### Passage provided
────────────────────────────────────────

Jamie: The cosplay is from the subtle to the sublime. Our roommate always comes up with costume ideas that are so clever and so specific that only fellow viewers/listeners will get them. But this year because of Schoolhouse Rock!s She dressed as the “Unpack Your Adjectives” girl. On top of that, I also saw a really clever mashup. Thorliquinn and Joki. We only got to see them in the elevator, so alas, no pictures. And that mech made out of bicycle parts that won in the Masquerade was completely out of control!

What tips would you give to potential DragonCon goers?

Annie: If you want to see an event in a Marquis or International ballroom, show up 65 minutes in advance. They don’t let the line start forming until an hour prior, but they fill up fast after that point. Allow at least 20 minutes to get anywhere. Learn where the skybridges are and where they go, but don’t use them at peak times if you can avoid it. Hydrate. Hand sanitizer. Eat at the Suntrust Plaza food court instead of the Peachtree Center one if it’s convenient, because it’s way less crowded.

Mel: You’ll make a schedule but don’t plan to stick to it. Walking outside is quicker than taking the bridges. Stay hydrated and remember to eat something. The least crowded times for the exhibit’s hall/artist alley are Friday morning/early afternoon or Monday morning. The lines for the every major guest panel are going to be a mess. That parties are usually fun even if you’re an introvert. You’ll be amongst your people.

Kat: Breakfast! Once I started staying at a hotel that had complimentary breakfast, my con life was completely changed. Don’t be afraid to take breaks and maybe even miss a panel because you need to recharge.

────────────────────────────────────────

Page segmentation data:
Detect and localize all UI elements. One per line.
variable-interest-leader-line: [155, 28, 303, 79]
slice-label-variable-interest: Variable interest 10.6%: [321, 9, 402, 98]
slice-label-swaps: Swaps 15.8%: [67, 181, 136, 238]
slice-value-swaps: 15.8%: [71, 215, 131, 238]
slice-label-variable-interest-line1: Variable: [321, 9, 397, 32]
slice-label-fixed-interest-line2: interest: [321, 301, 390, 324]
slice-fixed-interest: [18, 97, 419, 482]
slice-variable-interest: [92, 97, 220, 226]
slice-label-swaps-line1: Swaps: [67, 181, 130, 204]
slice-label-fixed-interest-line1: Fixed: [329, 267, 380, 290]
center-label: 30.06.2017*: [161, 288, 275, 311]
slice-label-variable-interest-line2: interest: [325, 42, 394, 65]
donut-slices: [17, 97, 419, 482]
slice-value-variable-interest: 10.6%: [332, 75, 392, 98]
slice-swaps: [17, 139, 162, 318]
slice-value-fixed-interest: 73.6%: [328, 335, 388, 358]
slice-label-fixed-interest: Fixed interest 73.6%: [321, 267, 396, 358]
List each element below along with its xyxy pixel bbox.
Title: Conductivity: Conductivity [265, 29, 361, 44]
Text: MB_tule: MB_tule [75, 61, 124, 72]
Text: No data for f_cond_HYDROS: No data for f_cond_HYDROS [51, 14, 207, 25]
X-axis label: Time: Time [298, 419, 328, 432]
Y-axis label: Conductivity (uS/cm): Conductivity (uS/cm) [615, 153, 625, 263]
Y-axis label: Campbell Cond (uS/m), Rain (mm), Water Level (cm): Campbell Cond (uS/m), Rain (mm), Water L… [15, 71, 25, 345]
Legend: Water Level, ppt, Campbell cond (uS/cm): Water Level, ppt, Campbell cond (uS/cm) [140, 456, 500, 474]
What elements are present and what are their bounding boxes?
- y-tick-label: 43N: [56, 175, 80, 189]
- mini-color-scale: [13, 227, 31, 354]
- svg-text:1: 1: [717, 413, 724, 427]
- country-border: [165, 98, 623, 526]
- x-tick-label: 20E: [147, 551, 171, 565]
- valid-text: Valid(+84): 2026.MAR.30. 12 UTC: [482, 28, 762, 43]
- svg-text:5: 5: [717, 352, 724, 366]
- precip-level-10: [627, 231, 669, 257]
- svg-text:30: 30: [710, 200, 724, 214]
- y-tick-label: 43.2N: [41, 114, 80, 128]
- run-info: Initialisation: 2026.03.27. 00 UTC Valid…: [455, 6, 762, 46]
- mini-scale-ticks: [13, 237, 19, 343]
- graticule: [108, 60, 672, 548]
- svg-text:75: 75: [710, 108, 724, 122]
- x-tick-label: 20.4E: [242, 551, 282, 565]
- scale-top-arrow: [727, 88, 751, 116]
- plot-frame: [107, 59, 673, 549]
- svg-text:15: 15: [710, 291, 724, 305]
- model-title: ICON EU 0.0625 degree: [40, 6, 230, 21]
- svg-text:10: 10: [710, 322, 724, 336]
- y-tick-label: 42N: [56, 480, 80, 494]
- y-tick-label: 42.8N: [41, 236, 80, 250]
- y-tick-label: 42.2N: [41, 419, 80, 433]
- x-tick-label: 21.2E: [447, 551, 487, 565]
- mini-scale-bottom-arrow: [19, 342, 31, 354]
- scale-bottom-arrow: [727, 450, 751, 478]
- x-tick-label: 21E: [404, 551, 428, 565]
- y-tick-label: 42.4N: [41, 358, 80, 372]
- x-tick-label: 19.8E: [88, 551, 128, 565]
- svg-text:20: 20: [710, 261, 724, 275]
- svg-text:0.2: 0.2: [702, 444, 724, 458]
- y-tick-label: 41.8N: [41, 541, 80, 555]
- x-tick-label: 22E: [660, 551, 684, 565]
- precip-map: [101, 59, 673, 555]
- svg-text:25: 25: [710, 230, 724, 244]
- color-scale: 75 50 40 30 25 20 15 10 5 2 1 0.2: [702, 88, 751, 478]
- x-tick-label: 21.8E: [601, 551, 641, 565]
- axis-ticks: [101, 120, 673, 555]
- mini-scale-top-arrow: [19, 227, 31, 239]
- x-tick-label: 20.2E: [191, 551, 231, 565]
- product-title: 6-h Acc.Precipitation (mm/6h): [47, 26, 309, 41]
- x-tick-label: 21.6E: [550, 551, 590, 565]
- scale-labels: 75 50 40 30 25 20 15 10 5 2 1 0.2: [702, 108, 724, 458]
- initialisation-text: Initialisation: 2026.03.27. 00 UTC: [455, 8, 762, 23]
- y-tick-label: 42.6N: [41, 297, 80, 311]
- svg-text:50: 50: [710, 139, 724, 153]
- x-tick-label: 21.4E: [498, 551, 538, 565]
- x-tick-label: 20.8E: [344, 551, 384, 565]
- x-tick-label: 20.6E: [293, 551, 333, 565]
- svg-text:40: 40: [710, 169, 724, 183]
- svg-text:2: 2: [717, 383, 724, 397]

────────────────────────────────────────

### Assignment
Copy out the stretch of the DragonCon interview from "Jamie: The cosplay" through "out of control!", switching "roommate" to "friend".

### Worked solution
Jamie: The cosplay is from the subtle to the sublime. Our friend always comes up with costume ideas that are so clever and so specific that only fellow viewers/listeners will get them. But this year because of Schoolhouse Rock!s She dressed as the “Unpack Your Adjectives” girl. On top of that, I also saw a really clever mashup. Thorliquinn and Joki. We only got to see them in the elevator, so alas, no pictures. And that mech made out of bicycle parts that won in the Masquerade was completely out of control!